— Set task —
Show all lines of the listing that hold the word "بيان".

— Data to use —
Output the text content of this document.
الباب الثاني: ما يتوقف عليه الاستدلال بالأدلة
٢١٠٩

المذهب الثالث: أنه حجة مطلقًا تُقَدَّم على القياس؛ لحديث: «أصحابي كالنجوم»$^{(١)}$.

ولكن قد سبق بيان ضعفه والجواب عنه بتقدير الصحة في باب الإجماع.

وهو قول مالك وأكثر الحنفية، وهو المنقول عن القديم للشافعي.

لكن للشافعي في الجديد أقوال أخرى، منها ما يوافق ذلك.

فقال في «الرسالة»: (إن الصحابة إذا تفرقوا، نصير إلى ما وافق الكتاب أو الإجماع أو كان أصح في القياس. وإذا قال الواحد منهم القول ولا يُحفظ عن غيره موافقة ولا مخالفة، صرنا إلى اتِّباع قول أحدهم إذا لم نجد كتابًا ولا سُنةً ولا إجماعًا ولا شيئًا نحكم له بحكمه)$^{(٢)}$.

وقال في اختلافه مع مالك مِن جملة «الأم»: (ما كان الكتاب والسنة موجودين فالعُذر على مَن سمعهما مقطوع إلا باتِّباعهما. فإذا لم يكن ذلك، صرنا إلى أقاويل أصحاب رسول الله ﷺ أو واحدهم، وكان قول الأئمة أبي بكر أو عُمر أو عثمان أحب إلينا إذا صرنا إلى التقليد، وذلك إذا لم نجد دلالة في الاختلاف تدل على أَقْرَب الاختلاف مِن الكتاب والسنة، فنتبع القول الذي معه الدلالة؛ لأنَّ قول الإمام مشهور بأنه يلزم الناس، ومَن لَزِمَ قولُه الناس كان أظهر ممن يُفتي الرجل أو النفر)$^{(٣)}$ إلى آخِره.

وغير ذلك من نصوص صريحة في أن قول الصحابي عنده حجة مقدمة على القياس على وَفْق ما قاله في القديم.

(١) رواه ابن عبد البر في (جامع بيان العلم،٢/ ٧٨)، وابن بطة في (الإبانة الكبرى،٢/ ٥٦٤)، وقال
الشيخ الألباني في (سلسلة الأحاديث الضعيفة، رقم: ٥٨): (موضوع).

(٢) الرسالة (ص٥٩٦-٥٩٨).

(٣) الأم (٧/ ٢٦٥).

— Solution for this task —
ولكن قد سبق بيان ضعفه والجواب عنه بتقدير الصحة في باب الإجماع.
(١) رواه ابن عبد البر في (جامع بيان العلم،٢/ ٧٨)، وابن بطة في (الإبانة الكبرى،٢/ ٥٦٤)، وقال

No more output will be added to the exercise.